**Given task:**
Pull every line containing "name" from the entries.

────

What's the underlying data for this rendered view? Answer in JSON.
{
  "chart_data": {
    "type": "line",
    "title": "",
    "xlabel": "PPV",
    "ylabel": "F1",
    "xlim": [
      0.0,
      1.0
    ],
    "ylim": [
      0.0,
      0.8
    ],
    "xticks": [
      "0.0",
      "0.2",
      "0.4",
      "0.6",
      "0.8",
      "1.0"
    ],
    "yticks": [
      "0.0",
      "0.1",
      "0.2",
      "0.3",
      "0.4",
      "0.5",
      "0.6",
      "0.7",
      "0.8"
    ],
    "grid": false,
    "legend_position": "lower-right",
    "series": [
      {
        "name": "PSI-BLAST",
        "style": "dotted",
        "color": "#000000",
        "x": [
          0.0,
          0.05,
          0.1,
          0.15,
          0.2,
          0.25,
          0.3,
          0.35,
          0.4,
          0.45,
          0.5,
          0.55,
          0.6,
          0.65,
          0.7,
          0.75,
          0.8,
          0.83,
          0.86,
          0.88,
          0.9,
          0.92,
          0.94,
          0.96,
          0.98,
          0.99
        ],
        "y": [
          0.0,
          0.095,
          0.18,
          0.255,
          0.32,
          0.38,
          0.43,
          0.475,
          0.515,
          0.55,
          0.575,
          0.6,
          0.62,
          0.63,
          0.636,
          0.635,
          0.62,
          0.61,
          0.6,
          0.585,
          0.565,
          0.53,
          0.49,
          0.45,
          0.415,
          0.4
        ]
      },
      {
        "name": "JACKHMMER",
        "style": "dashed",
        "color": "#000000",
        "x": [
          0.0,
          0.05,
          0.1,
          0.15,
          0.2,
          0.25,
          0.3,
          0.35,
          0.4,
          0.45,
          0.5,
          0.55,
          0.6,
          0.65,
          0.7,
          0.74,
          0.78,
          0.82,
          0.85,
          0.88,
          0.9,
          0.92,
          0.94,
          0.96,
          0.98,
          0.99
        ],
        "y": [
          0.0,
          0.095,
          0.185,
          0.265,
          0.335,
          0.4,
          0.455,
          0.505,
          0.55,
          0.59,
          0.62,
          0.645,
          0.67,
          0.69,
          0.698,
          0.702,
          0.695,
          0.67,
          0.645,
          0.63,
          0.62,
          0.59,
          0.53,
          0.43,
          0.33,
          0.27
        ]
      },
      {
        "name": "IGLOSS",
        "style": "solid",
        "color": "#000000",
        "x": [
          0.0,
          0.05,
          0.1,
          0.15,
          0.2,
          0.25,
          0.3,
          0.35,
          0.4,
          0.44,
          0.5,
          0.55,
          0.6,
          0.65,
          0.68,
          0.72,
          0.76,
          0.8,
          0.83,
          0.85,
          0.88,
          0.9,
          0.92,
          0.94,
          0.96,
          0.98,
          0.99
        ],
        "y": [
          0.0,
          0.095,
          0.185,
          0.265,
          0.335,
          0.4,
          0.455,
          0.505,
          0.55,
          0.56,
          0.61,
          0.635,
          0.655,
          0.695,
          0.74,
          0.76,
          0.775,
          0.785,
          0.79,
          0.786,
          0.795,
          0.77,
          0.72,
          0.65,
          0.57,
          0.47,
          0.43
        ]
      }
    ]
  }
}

────

**Solution to the exercise:**
        "name": "PSI-BLAST",
        "name": "JACKHMMER",
        "name": "IGLOSS",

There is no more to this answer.